▶ Requirements: Copy out each line below that has the word "Priority" in it.

Collected data entries:
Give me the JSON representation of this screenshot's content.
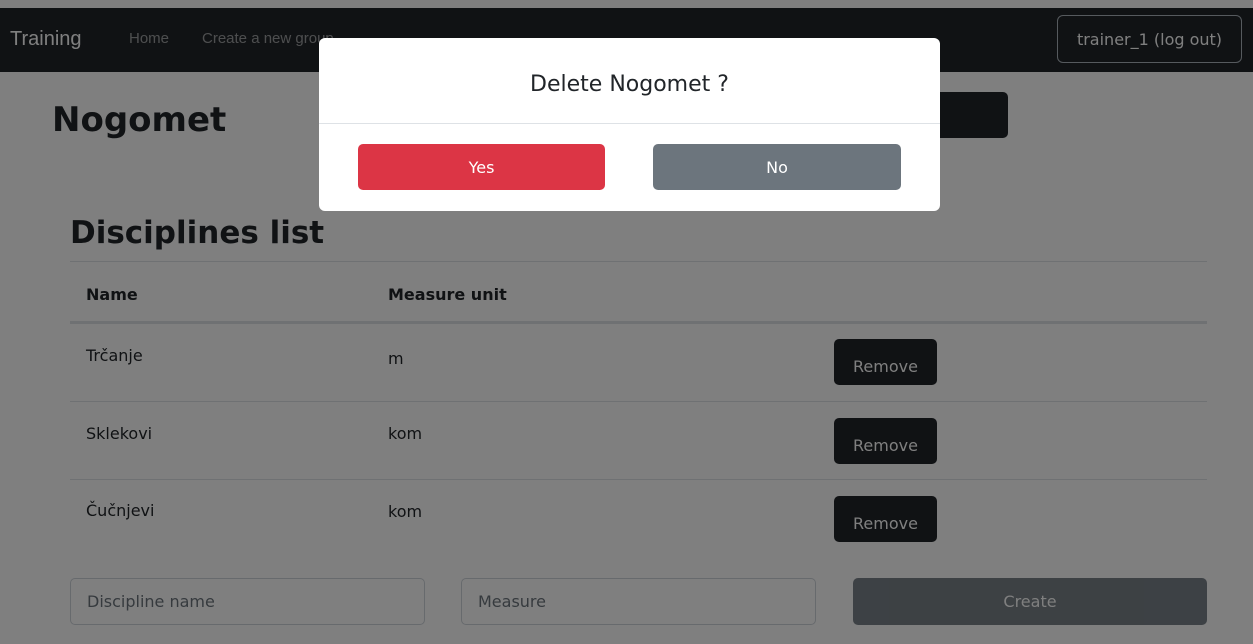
{
  "navbar": {
    "brand": "Training",
    "links": [
      "Home",
      "Create a new group"
    ],
    "user_button": "trainer_1 (log out)"
  },
  "page": {
    "group_title": "Nogomet",
    "section_title": "Disciplines list"
  },
  "table": {
    "headers": [
      "Name",
      "Measure unit"
    ],
    "rows": [
      {
        "name": "Trčanje",
        "unit": "m",
        "action": "Remove"
      },
      {
        "name": "Sklekovi",
        "unit": "kom",
        "action": "Remove"
      },
      {
        "name": "Čučnjevi",
        "unit": "kom",
        "action": "Remove"
      }
    ]
  },
  "form": {
    "discipline_placeholder": "Discipline name",
    "measure_placeholder": "Measure",
    "create_label": "Create"
  },
  "modal": {
    "title": "Delete Nogomet ?",
    "yes_label": "Yes",
    "no_label": "No"
  },
  "colors": {
    "navbar": "#212529",
    "danger": "#dc3545",
    "secondary": "#6c757d",
    "backdrop": "rgba(0,0,0,0.5)"
  }
}
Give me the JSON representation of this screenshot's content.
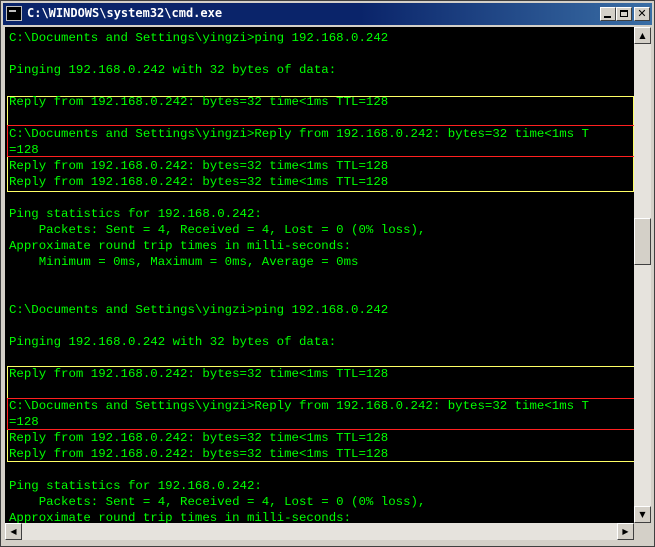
{
  "window": {
    "title": "C:\\WINDOWS\\system32\\cmd.exe",
    "icon": "console-icon",
    "controls": [
      "minimize-icon",
      "maximize-icon",
      "close-icon"
    ]
  },
  "console": {
    "text_color": "#00ff00",
    "background": "#000000",
    "lines": [
      "C:\\Documents and Settings\\yingzi>ping 192.168.0.242",
      "",
      "Pinging 192.168.0.242 with 32 bytes of data:",
      "",
      "Reply from 192.168.0.242: bytes=32 time<1ms TTL=128",
      "",
      "C:\\Documents and Settings\\yingzi>Reply from 192.168.0.242: bytes=32 time<1ms T",
      "=128",
      "Reply from 192.168.0.242: bytes=32 time<1ms TTL=128",
      "Reply from 192.168.0.242: bytes=32 time<1ms TTL=128",
      "",
      "Ping statistics for 192.168.0.242:",
      "    Packets: Sent = 4, Received = 4, Lost = 0 (0% loss),",
      "Approximate round trip times in milli-seconds:",
      "    Minimum = 0ms, Maximum = 0ms, Average = 0ms",
      "",
      "",
      "C:\\Documents and Settings\\yingzi>ping 192.168.0.242",
      "",
      "Pinging 192.168.0.242 with 32 bytes of data:",
      "",
      "Reply from 192.168.0.242: bytes=32 time<1ms TTL=128",
      "",
      "C:\\Documents and Settings\\yingzi>Reply from 192.168.0.242: bytes=32 time<1ms T",
      "=128",
      "Reply from 192.168.0.242: bytes=32 time<1ms TTL=128",
      "Reply from 192.168.0.242: bytes=32 time<1ms TTL=128",
      "",
      "Ping statistics for 192.168.0.242:",
      "    Packets: Sent = 4, Received = 4, Lost = 0 (0% loss),",
      "Approximate round trip times in milli-seconds:"
    ]
  },
  "scrollbars": {
    "vertical_position_fraction": 0.42
  }
}
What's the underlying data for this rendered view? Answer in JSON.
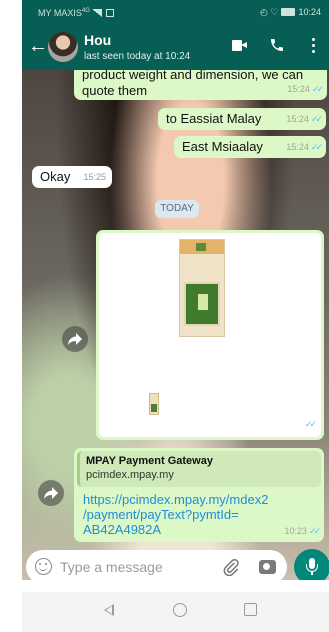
{
  "status_bar": {
    "carrier": "MY MAXIS",
    "network": "4G",
    "time": "10:24"
  },
  "header": {
    "back_icon": "arrow-left-icon",
    "contact_name": "Hou",
    "last_seen": "last seen today at 10:24",
    "video_icon": "video-camera-icon",
    "call_icon": "phone-icon",
    "menu_icon": "more-vert-icon",
    "bar_color": "#075e54"
  },
  "messages": [
    {
      "direction": "out",
      "text": "product weight and dimension, we can quote them",
      "time": "15:24",
      "read": true
    },
    {
      "direction": "out",
      "text": "to Eassiat Malay",
      "time": "15:24",
      "read": true
    },
    {
      "direction": "out",
      "text": "East Msiaalay",
      "time": "15:24",
      "read": true
    },
    {
      "direction": "in",
      "text": "Okay",
      "time": "15:25"
    }
  ],
  "date_divider": "TODAY",
  "image_message": {
    "direction": "out",
    "time": "10:23",
    "read": true
  },
  "link_message": {
    "direction": "out",
    "preview_title": "MPAY Payment Gateway",
    "preview_domain": "pcimdex.mpay.my",
    "url": "https://pcimdex.mpay.my/mdex2/payment/payText?pymtId=AB42A4982A",
    "time": "10:23",
    "read": true
  },
  "colors": {
    "outgoing_bubble": "#dcf8c6",
    "incoming_bubble": "#ffffff",
    "read_ticks": "#4fc3f7",
    "link": "#1d8ed6",
    "mic_button": "#00897b"
  },
  "composer": {
    "placeholder": "Type a message",
    "emoji_icon": "emoji-icon",
    "attach_icon": "paperclip-icon",
    "camera_icon": "camera-icon",
    "mic_icon": "microphone-icon"
  },
  "nav_bar": {
    "back_icon": "nav-back-icon",
    "home_icon": "nav-home-icon",
    "recents_icon": "nav-recents-icon"
  }
}
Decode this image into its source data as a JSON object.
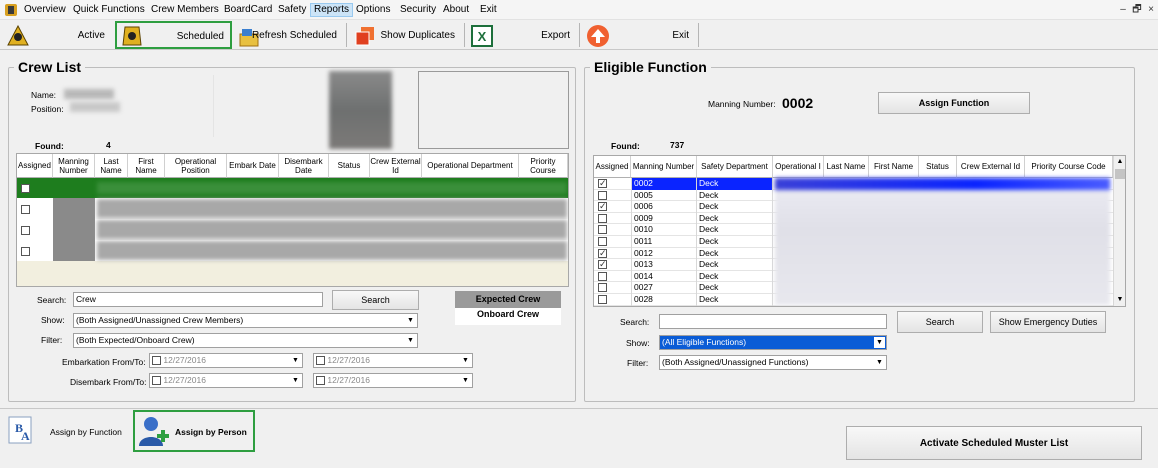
{
  "menu": [
    "Overview",
    "Quick Functions",
    "Crew Members",
    "BoardCard",
    "Safety",
    "Reports",
    "Options",
    "Security",
    "About",
    "Exit"
  ],
  "window_controls": [
    "–",
    "🗗",
    "×"
  ],
  "toolbar": {
    "active": "Active",
    "scheduled": "Scheduled",
    "refresh": "Refresh Scheduled",
    "duplicates": "Show Duplicates",
    "export": "Export",
    "exit": "Exit"
  },
  "crew_list": {
    "title": "Crew List",
    "name_label": "Name:",
    "position_label": "Position:",
    "found_label": "Found:",
    "found_count": "4",
    "columns": [
      "Assigned",
      "Manning Number",
      "Last Name",
      "First Name",
      "Operational Position",
      "Embark Date",
      "Disembark Date",
      "Status",
      "Crew External Id",
      "Operational Department",
      "Priority Course"
    ],
    "rows": [
      {
        "assigned": false,
        "selected": true
      },
      {
        "assigned": false,
        "selected": false
      },
      {
        "assigned": false,
        "selected": false
      },
      {
        "assigned": false,
        "selected": false
      }
    ],
    "search_label": "Search:",
    "search_value": "Crew",
    "search_button": "Search",
    "show_label": "Show:",
    "show_value": "(Both Assigned/Unassigned Crew Members)",
    "filter_label": "Filter:",
    "filter_value": "(Both Expected/Onboard Crew)",
    "embark_label": "Embarkation From/To:",
    "disembark_label": "Disembark From/To:",
    "embark_from": "12/27/2016",
    "embark_to": "12/27/2016",
    "disembark_from": "12/27/2016",
    "disembark_to": "12/27/2016",
    "legend_expected": "Expected Crew",
    "legend_onboard": "Onboard Crew"
  },
  "eligible": {
    "title": "Eligible Function",
    "manning_label": "Manning Number:",
    "manning_value": "0002",
    "assign_button": "Assign Function",
    "found_label": "Found:",
    "found_count": "737",
    "columns": [
      "Assigned",
      "Manning Number",
      "Safety Department",
      "Operational I",
      "Last Name",
      "First Name",
      "Status",
      "Crew External Id",
      "Priority Course Code"
    ],
    "rows": [
      {
        "assigned": true,
        "manning": "0002",
        "dept": "Deck",
        "selected": true
      },
      {
        "assigned": false,
        "manning": "0005",
        "dept": "Deck",
        "selected": false
      },
      {
        "assigned": true,
        "manning": "0006",
        "dept": "Deck",
        "selected": false
      },
      {
        "assigned": false,
        "manning": "0009",
        "dept": "Deck",
        "selected": false
      },
      {
        "assigned": false,
        "manning": "0010",
        "dept": "Deck",
        "selected": false
      },
      {
        "assigned": false,
        "manning": "0011",
        "dept": "Deck",
        "selected": false
      },
      {
        "assigned": true,
        "manning": "0012",
        "dept": "Deck",
        "selected": false
      },
      {
        "assigned": true,
        "manning": "0013",
        "dept": "Deck",
        "selected": false
      },
      {
        "assigned": false,
        "manning": "0014",
        "dept": "Deck",
        "selected": false
      },
      {
        "assigned": false,
        "manning": "0027",
        "dept": "Deck",
        "selected": false
      },
      {
        "assigned": false,
        "manning": "0028",
        "dept": "Deck",
        "selected": false
      }
    ],
    "search_label": "Search:",
    "search_value": "",
    "search_button": "Search",
    "emergency_button": "Show Emergency Duties",
    "show_label": "Show:",
    "show_value": "(All Eligible Functions)",
    "filter_label": "Filter:",
    "filter_value": "(Both Assigned/Unassigned Functions)"
  },
  "bottom": {
    "assign_function": "Assign by Function",
    "assign_person": "Assign by Person",
    "activate": "Activate Scheduled Muster List"
  },
  "colors": {
    "selection_green": "#1e7d1e",
    "selection_blue": "#0a24ff",
    "highlight_border": "#2e9e40"
  }
}
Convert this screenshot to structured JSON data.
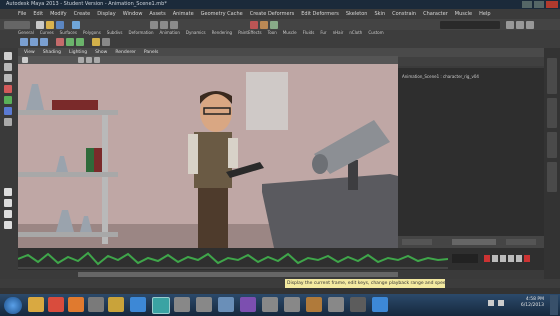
{
  "window": {
    "title": "Autodesk Maya 2013 - Student Version - Animation_Scene1.mb*"
  },
  "menubar": {
    "items": [
      "File",
      "Edit",
      "Modify",
      "Create",
      "Display",
      "Window",
      "Assets",
      "Animate",
      "Geometry Cache",
      "Create Deformers",
      "Edit Deformers",
      "Skeleton",
      "Skin",
      "Constrain",
      "Character",
      "Muscle",
      "Help"
    ]
  },
  "shelf": {
    "tabs": [
      "General",
      "Curves",
      "Surfaces",
      "Polygons",
      "Subdivs",
      "Deformation",
      "Animation",
      "Dynamics",
      "Rendering",
      "PaintEffects",
      "Toon",
      "Muscle",
      "Fluids",
      "Fur",
      "nHair",
      "nCloth",
      "Custom"
    ]
  },
  "viewport": {
    "menu": [
      "View",
      "Shading",
      "Lighting",
      "Show",
      "Renderer",
      "Panels"
    ]
  },
  "rightpanel": {
    "line": "Animation_Scene1 : character_rig_v04"
  },
  "helpline": {
    "text": "Display the current frame, edit keys, change playback range and speed... ctrl+drag frames"
  },
  "taskbar": {
    "time": "4:58 PM",
    "date": "6/12/2013"
  },
  "colors": {
    "wall": "#bfa7a5",
    "desk": "#5a5a5f",
    "waveform": "#3fa64a",
    "helpline_bg": "#f3e9a0",
    "taskbar_top": "#2c4a6b"
  }
}
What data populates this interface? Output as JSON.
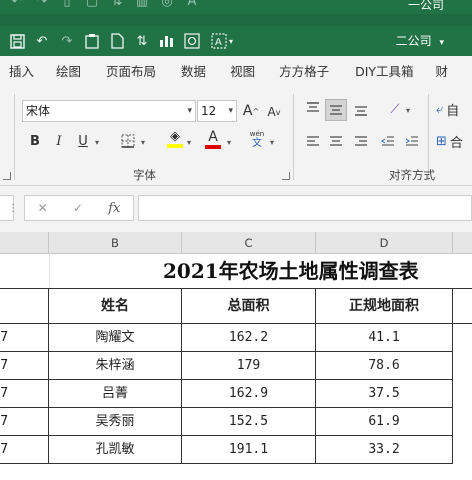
{
  "titlebar": {
    "company": "二公司",
    "company_ghost": "一公司",
    "company_dropdown": "▾"
  },
  "qat_icons": [
    "save-icon",
    "undo-icon",
    "redo-icon",
    "clipboard-icon",
    "new-file-icon",
    "sort-icon",
    "chart-icon",
    "preview-icon",
    "text-box-icon"
  ],
  "tabs": [
    "插入",
    "绘图",
    "页面布局",
    "数据",
    "视图",
    "方方格子",
    "DIY工具箱",
    "财"
  ],
  "ribbon": {
    "font_name": "宋体",
    "font_size": "12",
    "bold": "B",
    "italic": "I",
    "underline": "U",
    "grow_font": "A",
    "shrink_font": "A",
    "font_color_letter": "A",
    "phonetic": "wén",
    "phonetic_sub": "文",
    "font_group": "字体",
    "align_group": "对齐方式",
    "wrap_label": "自",
    "merge_label": "合",
    "colors": {
      "fill": "#ffff00",
      "font": "#e00000"
    }
  },
  "formula_bar": {
    "fx": "fx",
    "value": ""
  },
  "columns": [
    "B",
    "C",
    "D"
  ],
  "sheet": {
    "title": "2021年农场土地属性调查表",
    "headers": [
      "姓名",
      "总面积",
      "正规地面积"
    ],
    "row_stub": "7",
    "rows": [
      {
        "name": "陶耀文",
        "total": "162.2",
        "regular": "41.1"
      },
      {
        "name": "朱梓涵",
        "total": "179",
        "regular": "78.6"
      },
      {
        "name": "吕菁",
        "total": "162.9",
        "regular": "37.5"
      },
      {
        "name": "吴秀丽",
        "total": "152.5",
        "regular": "61.9"
      },
      {
        "name": "孔凯敏",
        "total": "191.1",
        "regular": "33.2"
      }
    ]
  }
}
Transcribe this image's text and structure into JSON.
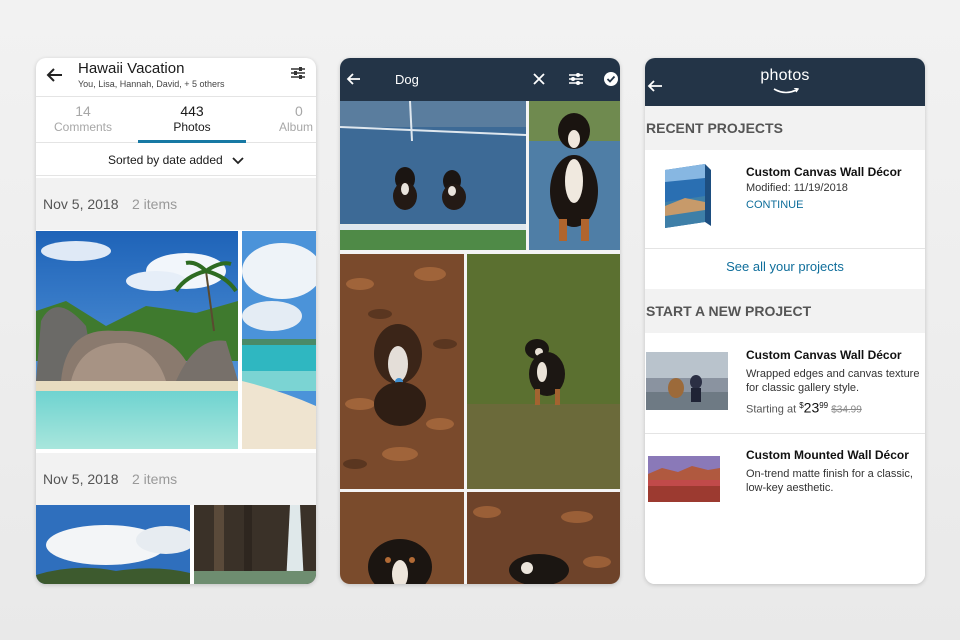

▶ The result:
      "Priority Course"
      "Priority Course Code"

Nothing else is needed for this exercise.